+++ RECORDS TO PROCESS
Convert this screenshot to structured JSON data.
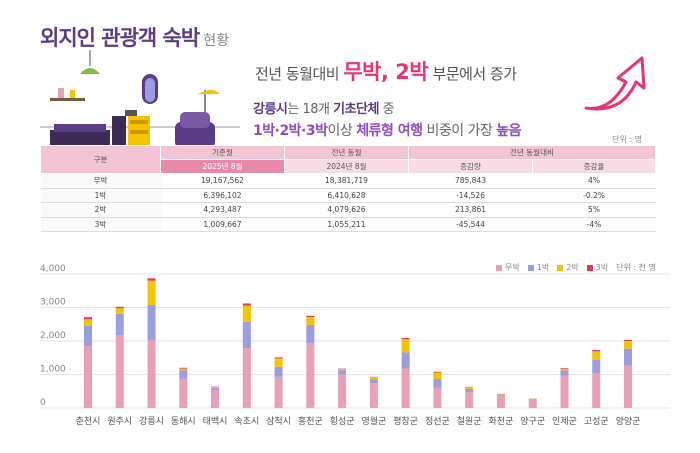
{
  "header": {
    "title": "외지인 관광객 숙박",
    "subtitle": "현황"
  },
  "messages": {
    "line1_prefix": "전년 동월대비",
    "line1_highlight": "무박, 2박",
    "line1_suffix": "부문에서 증가",
    "line2_region": "강릉시",
    "line2_mid": "는 18개",
    "line2_bold": "기초단체",
    "line2_suffix": "중",
    "line3_prefix": "1박·2박·3박",
    "line3_mid": "이상",
    "line3_bold1": "체류형 여행",
    "line3_mid2": "비중이 가장",
    "line3_bold2": "높음"
  },
  "table": {
    "unit": "단위 : 명",
    "col_group": "구분",
    "col_base": "기준월",
    "col_prev": "전년 동월",
    "col_change": "전년 동월대비",
    "sub_base": "2025년 8월",
    "sub_prev": "2024년 8월",
    "sub_diff": "증감량",
    "sub_rate": "증감율",
    "rows": [
      {
        "label": "무박",
        "base": "19,167,562",
        "prev": "18,381,719",
        "diff": "785,843",
        "rate": "4%"
      },
      {
        "label": "1박",
        "base": "6,396,102",
        "prev": "6,410,628",
        "diff": "-14,526",
        "rate": "-0.2%"
      },
      {
        "label": "2박",
        "base": "4,293,487",
        "prev": "4,079,626",
        "diff": "213,861",
        "rate": "5%"
      },
      {
        "label": "3박",
        "base": "1,009,667",
        "prev": "1,055,211",
        "diff": "-45,544",
        "rate": "-4%"
      }
    ]
  },
  "legend": {
    "unit": "단위 : 천 명"
  },
  "colors": {
    "accent": "#5a3d86",
    "highlight": "#e8366d",
    "nobak": "#e8a0b8",
    "bak1": "#9a9ee0",
    "bak2": "#f5c400",
    "bak3": "#e8365a"
  },
  "chart_data": {
    "type": "bar",
    "stacked": true,
    "categories": [
      "춘천시",
      "원주시",
      "강릉시",
      "동해시",
      "태백시",
      "속초시",
      "삼척시",
      "홍천군",
      "횡성군",
      "영월군",
      "평창군",
      "정선군",
      "철원군",
      "화천군",
      "양구군",
      "인제군",
      "고성군",
      "양양군"
    ],
    "series": [
      {
        "name": "무박",
        "values": [
          1850,
          2180,
          2030,
          880,
          540,
          1790,
          930,
          1920,
          1000,
          740,
          1180,
          600,
          470,
          370,
          230,
          970,
          1040,
          1260
        ]
      },
      {
        "name": "1박",
        "values": [
          600,
          630,
          1050,
          250,
          60,
          780,
          300,
          560,
          130,
          120,
          480,
          270,
          100,
          30,
          30,
          150,
          400,
          510
        ]
      },
      {
        "name": "2박",
        "values": [
          200,
          170,
          720,
          50,
          30,
          490,
          250,
          230,
          40,
          60,
          400,
          190,
          50,
          15,
          15,
          50,
          250,
          230
        ]
      },
      {
        "name": "3박",
        "values": [
          60,
          40,
          70,
          20,
          10,
          60,
          30,
          40,
          10,
          10,
          30,
          20,
          10,
          5,
          5,
          20,
          40,
          30
        ]
      }
    ],
    "yticks": [
      "4,000",
      "3,000",
      "2,000",
      "1,000",
      "0"
    ],
    "ylim": [
      0,
      4000
    ],
    "legend_position": "top-right",
    "grid": true
  }
}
++++++
▶ [REQUIRED TASK]: Reproduce all of the entries word for word, skipping any pictures they hold.

▶ [REPLY]:
Convert this screenshot to structured JSON data.
{
  "header": {
    "title": "외지인 관광객 숙박",
    "subtitle": "현황"
  },
  "messages": {
    "line1_prefix": "전년 동월대비",
    "line1_highlight": "무박, 2박",
    "line1_suffix": "부문에서 증가",
    "line2_region": "강릉시",
    "line2_mid": "는 18개",
    "line2_bold": "기초단체",
    "line2_suffix": "중",
    "line3_prefix": "1박·2박·3박",
    "line3_mid": "이상",
    "line3_bold1": "체류형 여행",
    "line3_mid2": "비중이 가장",
    "line3_bold2": "높음"
  },
  "table": {
    "unit": "단위 : 명",
    "col_group": "구분",
    "col_base": "기준월",
    "col_prev": "전년 동월",
    "col_change": "전년 동월대비",
    "sub_base": "2025년 8월",
    "sub_prev": "2024년 8월",
    "sub_diff": "증감량",
    "sub_rate": "증감율",
    "rows": [
      {
        "label": "무박",
        "base": "19,167,562",
        "prev": "18,381,719",
        "diff": "785,843",
        "rate": "4%"
      },
      {
        "label": "1박",
        "base": "6,396,102",
        "prev": "6,410,628",
        "diff": "-14,526",
        "rate": "-0.2%"
      },
      {
        "label": "2박",
        "base": "4,293,487",
        "prev": "4,079,626",
        "diff": "213,861",
        "rate": "5%"
      },
      {
        "label": "3박",
        "base": "1,009,667",
        "prev": "1,055,211",
        "diff": "-45,544",
        "rate": "-4%"
      }
    ]
  },
  "legend": {
    "unit": "단위 : 천 명"
  },
  "colors": {
    "accent": "#5a3d86",
    "highlight": "#e8366d",
    "nobak": "#e8a0b8",
    "bak1": "#9a9ee0",
    "bak2": "#f5c400",
    "bak3": "#e8365a"
  },
  "chart_data": {
    "type": "bar",
    "stacked": true,
    "categories": [
      "춘천시",
      "원주시",
      "강릉시",
      "동해시",
      "태백시",
      "속초시",
      "삼척시",
      "홍천군",
      "횡성군",
      "영월군",
      "평창군",
      "정선군",
      "철원군",
      "화천군",
      "양구군",
      "인제군",
      "고성군",
      "양양군"
    ],
    "series": [
      {
        "name": "무박",
        "values": [
          1850,
          2180,
          2030,
          880,
          540,
          1790,
          930,
          1920,
          1000,
          740,
          1180,
          600,
          470,
          370,
          230,
          970,
          1040,
          1260
        ]
      },
      {
        "name": "1박",
        "values": [
          600,
          630,
          1050,
          250,
          60,
          780,
          300,
          560,
          130,
          120,
          480,
          270,
          100,
          30,
          30,
          150,
          400,
          510
        ]
      },
      {
        "name": "2박",
        "values": [
          200,
          170,
          720,
          50,
          30,
          490,
          250,
          230,
          40,
          60,
          400,
          190,
          50,
          15,
          15,
          50,
          250,
          230
        ]
      },
      {
        "name": "3박",
        "values": [
          60,
          40,
          70,
          20,
          10,
          60,
          30,
          40,
          10,
          10,
          30,
          20,
          10,
          5,
          5,
          20,
          40,
          30
        ]
      }
    ],
    "yticks": [
      "4,000",
      "3,000",
      "2,000",
      "1,000",
      "0"
    ],
    "ylim": [
      0,
      4000
    ],
    "legend_position": "top-right",
    "grid": true
  }
}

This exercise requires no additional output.